§ **Exercise description**: Reproduce the listing below exactly, minus its pictures.

§ **Data provided**:

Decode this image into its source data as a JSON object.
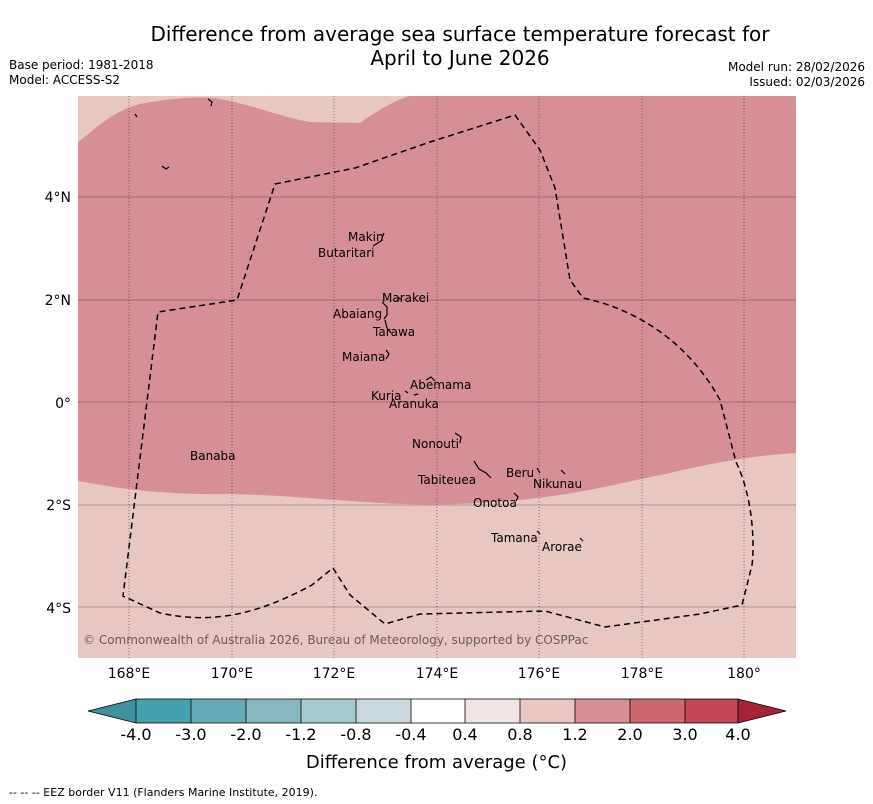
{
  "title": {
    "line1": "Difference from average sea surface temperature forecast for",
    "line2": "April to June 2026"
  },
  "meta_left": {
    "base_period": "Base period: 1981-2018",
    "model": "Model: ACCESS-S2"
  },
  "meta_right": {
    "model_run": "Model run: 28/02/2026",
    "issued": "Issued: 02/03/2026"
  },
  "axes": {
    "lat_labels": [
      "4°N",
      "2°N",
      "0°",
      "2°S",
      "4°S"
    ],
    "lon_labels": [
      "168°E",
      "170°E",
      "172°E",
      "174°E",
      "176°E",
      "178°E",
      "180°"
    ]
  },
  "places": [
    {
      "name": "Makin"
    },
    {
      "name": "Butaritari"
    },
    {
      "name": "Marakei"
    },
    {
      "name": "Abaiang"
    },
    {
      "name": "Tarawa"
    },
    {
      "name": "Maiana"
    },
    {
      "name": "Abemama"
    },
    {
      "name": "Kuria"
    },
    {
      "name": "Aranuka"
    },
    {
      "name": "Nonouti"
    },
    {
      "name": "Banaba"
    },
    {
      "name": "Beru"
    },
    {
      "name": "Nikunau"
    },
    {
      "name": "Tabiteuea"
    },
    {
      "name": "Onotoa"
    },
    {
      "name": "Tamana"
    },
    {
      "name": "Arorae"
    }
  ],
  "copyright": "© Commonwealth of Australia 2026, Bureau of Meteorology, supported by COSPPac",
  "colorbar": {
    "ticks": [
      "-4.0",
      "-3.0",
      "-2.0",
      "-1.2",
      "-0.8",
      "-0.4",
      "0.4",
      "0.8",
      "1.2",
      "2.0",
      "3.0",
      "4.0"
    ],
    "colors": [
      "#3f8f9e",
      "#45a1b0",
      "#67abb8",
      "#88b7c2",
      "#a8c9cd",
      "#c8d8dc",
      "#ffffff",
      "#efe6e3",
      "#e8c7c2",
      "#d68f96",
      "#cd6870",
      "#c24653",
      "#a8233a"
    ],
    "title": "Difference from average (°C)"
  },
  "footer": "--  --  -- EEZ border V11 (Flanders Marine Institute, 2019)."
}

§ **Solution for this task**:
Decode this image into its source data as a JSON object.
{
  "title": {
    "line1": "Difference from average sea surface temperature forecast for",
    "line2": "April to June 2026"
  },
  "meta_left": {
    "base_period": "Base period: 1981-2018",
    "model": "Model: ACCESS-S2"
  },
  "meta_right": {
    "model_run": "Model run: 28/02/2026",
    "issued": "Issued: 02/03/2026"
  },
  "axes": {
    "lat_labels": [
      "4°N",
      "2°N",
      "0°",
      "2°S",
      "4°S"
    ],
    "lon_labels": [
      "168°E",
      "170°E",
      "172°E",
      "174°E",
      "176°E",
      "178°E",
      "180°"
    ]
  },
  "places": [
    {
      "name": "Makin"
    },
    {
      "name": "Butaritari"
    },
    {
      "name": "Marakei"
    },
    {
      "name": "Abaiang"
    },
    {
      "name": "Tarawa"
    },
    {
      "name": "Maiana"
    },
    {
      "name": "Abemama"
    },
    {
      "name": "Kuria"
    },
    {
      "name": "Aranuka"
    },
    {
      "name": "Nonouti"
    },
    {
      "name": "Banaba"
    },
    {
      "name": "Beru"
    },
    {
      "name": "Nikunau"
    },
    {
      "name": "Tabiteuea"
    },
    {
      "name": "Onotoa"
    },
    {
      "name": "Tamana"
    },
    {
      "name": "Arorae"
    }
  ],
  "copyright": "© Commonwealth of Australia 2026, Bureau of Meteorology, supported by COSPPac",
  "colorbar": {
    "ticks": [
      "-4.0",
      "-3.0",
      "-2.0",
      "-1.2",
      "-0.8",
      "-0.4",
      "0.4",
      "0.8",
      "1.2",
      "2.0",
      "3.0",
      "4.0"
    ],
    "colors": [
      "#3f8f9e",
      "#45a1b0",
      "#67abb8",
      "#88b7c2",
      "#a8c9cd",
      "#c8d8dc",
      "#ffffff",
      "#efe6e3",
      "#e8c7c2",
      "#d68f96",
      "#cd6870",
      "#c24653",
      "#a8233a"
    ],
    "title": "Difference from average (°C)"
  },
  "footer": "--  --  -- EEZ border V11 (Flanders Marine Institute, 2019)."
}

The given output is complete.